CONSIGNES.
a. Pour chacune des affirmations suivantes, dites si elle s'accorde avec le texte sur la Dauphine ci-dessous en répondant oui ou non, puis citez mot pour mot le passage qui tranche : (i) au matin, le Dauphin demande à la Dauphine si elle a dormi ; (ii) la Dauphine se rendait chez Mesdames une fois par semaine ; (iii) le Dauphin et la Dauphine détestaient tous deux la Du Barry.
b. Montrez toutes les lignes des entrées ci-dessous où figure la chaîne "with".

── TEXTE À LIRE

La petite était fort troublée. Elle avait une peur extrême du Dauphin, ne permettait pas que Vermond la quittât. Ce redouté Dauphin avait cependant l'air d'un bon jeune Allemand encore plus embarrassé qu'elle. Le lendemain de l'arrivée, il entre, au matin: «Avez-vous dormi?» C'est tout ce qu'il trouva. «Oui,» dit-elle. Vermond était là, un peu éloigné seulement. Le Dauphin brusquement sortit.
Elle montrait beaucoup trop la prudence qu'on lui avait recommandée, ne se fiant à aucune clef, cachant dans son lit même les lettres de sa mère, et par là faisant croire qu'elles contenaient de grands secrets. Elle écrivait le jour où ses lettres partaient, les cachetait au moment même, les envoyait tout droit par l'ambassade. Les innocents cahiers de ses extraits d'histoire (un complément d'éducation), elle n'osait les continuer avec Vermond «de peur d'être surprise par M. le Dauphin.» (Lettres de Vermond, p. 369-370.)
Sa mère fort maladroitement, par une exigence vaine, lui ménagea une querelle dès l'arrivée. Elle demanda à Louis XV que mademoiselle de Lorraine, parente de l'Empereur, fût aux fêtes après les Condé, avant les Bouillon, les Rohan, et autres familles titrées. Vive, très-vive résistance de tous ces gens, qui, blessant la Dauphine, se crurent dès lors en guerre avec elle, furent ses ennemis.
Son aimable figure et sa vivacité d'enfant avaient plu fort au Roi. Elle n'avait nullement déplu à Mesdames. Raisonnablement elle inclinait de ce côté, attirée spécialement par la bonté de madame Victoire. Elle y allait trois fois par jour (Arneth, p. 13) et elle y voyait le Dauphin. Il était trop heureux que la jeune princesse, isolée, d'elle-même préférât le seul lien sûr, honorable, de Versailles. Mais Mesdames étaient suspectes à Marie-Thérèse. Elle eut le tort très-grave d'en éloigner sa fille, qui dès lors suivit sa nature, alla aux jeunes dames, aux rieuses étourdies, aux petites moqueuses, dont sa mère la blâma (trop tard).
La vieille impératrice, qui, malgré elle et en tremblant, entrait dans cette mauvaise action, le partage de la Pologne, aurait voulu que la Dauphine lui ménageât la Du Barry. Mais cette fille, si familière, se fût fait à l'instant amie et camarade. La Dauphine se serait brouillée avec Mesdames, avec son mari même. Ce qui la rapprochait quelque peu du Dauphin, c'était précisément la haine et le dégoût commun qu'ils avaient de la Du Barry.
Autre tort, de la mère. N'ayant plus son Choiseul, voyant branler l'alliance française, elle eût voulu à tout prix une grossesse, un enfant, qui raffermît ici l'influence autrichienne. Impatience étrange, inconvenante. Elle en rougit parfois. Puis elle revient à la charge, elle inquiète, tourmente sa fille. De là beaucoup de bavardages, tout le monde au courant de ces secrets du lit. Les courtisans moqueurs, et les femmes de chambre (Campan, etc.), ont fort indécemment occupé l'histoire de cela, et aux dépens de Louis XVI, excusant par sa négligence les échappées de la jeune étourdie.

────
── DONNÉES D'ENTRÉE

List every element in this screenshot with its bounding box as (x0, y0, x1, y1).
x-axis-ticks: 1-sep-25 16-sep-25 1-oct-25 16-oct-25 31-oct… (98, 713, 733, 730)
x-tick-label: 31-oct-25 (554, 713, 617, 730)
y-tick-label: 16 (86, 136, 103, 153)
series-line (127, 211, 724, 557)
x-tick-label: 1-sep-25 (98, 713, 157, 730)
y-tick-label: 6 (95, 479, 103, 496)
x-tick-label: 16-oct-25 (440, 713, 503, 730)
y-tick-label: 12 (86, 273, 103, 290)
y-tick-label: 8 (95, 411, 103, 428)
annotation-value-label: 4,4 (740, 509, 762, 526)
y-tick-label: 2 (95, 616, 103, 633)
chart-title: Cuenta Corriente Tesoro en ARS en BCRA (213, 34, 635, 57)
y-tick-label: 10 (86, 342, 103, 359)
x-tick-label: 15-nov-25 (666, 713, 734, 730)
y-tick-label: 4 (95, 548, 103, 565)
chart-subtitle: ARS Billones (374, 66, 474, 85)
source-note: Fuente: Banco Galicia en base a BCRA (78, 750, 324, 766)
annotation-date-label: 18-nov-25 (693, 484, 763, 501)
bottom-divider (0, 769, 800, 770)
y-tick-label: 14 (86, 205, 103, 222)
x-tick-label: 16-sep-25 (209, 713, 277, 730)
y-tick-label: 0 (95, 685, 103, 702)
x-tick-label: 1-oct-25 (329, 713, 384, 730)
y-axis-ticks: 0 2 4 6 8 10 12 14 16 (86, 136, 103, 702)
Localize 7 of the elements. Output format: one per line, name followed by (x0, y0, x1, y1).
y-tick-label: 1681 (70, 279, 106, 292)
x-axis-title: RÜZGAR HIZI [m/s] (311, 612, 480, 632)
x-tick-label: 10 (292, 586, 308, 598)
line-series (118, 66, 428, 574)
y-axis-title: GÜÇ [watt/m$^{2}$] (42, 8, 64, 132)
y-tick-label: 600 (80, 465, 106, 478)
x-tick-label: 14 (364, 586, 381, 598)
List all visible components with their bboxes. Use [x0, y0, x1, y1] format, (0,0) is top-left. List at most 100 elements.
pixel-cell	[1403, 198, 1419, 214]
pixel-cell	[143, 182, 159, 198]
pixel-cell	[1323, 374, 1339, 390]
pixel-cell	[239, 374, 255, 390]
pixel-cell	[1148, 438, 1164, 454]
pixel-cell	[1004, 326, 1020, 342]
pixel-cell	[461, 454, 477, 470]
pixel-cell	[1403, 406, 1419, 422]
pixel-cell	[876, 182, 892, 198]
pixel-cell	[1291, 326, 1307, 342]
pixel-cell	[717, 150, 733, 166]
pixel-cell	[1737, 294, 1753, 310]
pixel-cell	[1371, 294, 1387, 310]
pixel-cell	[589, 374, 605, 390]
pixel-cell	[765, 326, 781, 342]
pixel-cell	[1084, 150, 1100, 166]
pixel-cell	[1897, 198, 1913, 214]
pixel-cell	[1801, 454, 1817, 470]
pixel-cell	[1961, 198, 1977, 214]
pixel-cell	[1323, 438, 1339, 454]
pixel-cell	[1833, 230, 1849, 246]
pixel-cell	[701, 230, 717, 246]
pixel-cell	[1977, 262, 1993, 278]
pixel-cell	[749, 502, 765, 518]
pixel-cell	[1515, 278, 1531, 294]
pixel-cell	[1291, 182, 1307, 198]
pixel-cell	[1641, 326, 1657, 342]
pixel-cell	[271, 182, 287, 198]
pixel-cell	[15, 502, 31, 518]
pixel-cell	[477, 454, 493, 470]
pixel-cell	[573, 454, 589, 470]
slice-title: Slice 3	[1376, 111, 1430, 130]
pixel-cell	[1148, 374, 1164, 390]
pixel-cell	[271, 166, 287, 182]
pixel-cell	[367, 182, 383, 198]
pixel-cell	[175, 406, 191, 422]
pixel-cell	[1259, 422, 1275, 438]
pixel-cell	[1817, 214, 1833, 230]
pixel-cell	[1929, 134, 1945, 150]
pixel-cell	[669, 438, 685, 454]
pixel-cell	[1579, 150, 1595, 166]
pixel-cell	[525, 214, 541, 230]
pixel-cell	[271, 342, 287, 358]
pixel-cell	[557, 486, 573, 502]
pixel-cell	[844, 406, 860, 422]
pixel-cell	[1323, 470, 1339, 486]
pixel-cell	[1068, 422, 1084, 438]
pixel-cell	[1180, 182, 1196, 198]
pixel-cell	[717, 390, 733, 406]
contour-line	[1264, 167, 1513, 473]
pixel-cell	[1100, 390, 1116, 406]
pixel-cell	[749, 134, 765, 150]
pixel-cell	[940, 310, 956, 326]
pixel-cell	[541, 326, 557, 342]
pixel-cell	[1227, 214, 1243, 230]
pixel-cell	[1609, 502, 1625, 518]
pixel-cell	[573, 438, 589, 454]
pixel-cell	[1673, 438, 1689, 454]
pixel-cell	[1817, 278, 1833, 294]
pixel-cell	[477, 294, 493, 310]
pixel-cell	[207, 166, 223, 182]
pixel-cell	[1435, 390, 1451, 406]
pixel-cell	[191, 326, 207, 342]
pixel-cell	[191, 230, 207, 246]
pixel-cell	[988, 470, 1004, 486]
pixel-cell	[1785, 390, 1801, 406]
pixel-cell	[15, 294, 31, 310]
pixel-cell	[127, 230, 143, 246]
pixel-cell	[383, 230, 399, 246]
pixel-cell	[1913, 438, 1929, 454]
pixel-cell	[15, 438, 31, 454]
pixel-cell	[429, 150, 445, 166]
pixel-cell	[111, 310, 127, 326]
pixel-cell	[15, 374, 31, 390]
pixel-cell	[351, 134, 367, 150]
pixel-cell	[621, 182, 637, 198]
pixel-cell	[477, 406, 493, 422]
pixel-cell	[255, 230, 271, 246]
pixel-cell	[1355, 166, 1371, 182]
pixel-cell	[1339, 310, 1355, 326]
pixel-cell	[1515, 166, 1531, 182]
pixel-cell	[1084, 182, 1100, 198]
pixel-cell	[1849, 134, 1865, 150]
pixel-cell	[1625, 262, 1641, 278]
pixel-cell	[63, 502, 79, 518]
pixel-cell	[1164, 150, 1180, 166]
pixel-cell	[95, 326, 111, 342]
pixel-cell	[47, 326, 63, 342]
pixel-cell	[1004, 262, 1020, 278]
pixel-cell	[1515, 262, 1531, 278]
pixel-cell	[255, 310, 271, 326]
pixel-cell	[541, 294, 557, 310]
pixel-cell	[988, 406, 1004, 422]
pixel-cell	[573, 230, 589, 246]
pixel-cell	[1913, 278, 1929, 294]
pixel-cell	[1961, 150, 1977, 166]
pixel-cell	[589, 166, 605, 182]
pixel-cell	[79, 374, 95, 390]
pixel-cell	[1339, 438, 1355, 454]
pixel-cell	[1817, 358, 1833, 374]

────

RÉPONSES DANS L'ORDRE.
a.
(i) Oui : « il entre, au matin: «Avez-vous dormi?» »
(ii) Non : « Elle y allait trois fois par jour »
(iii) Oui : « la haine et le dégoût commun qu'ils avaient de la Du Barry »

b.
List every element in this screenshot with its bounding box as (x0, y0, x1, y1).
List all visible components with their bboxes. Use [x0, y0, x1, y1] format, (0,0) is top-left. List at most 100 elements.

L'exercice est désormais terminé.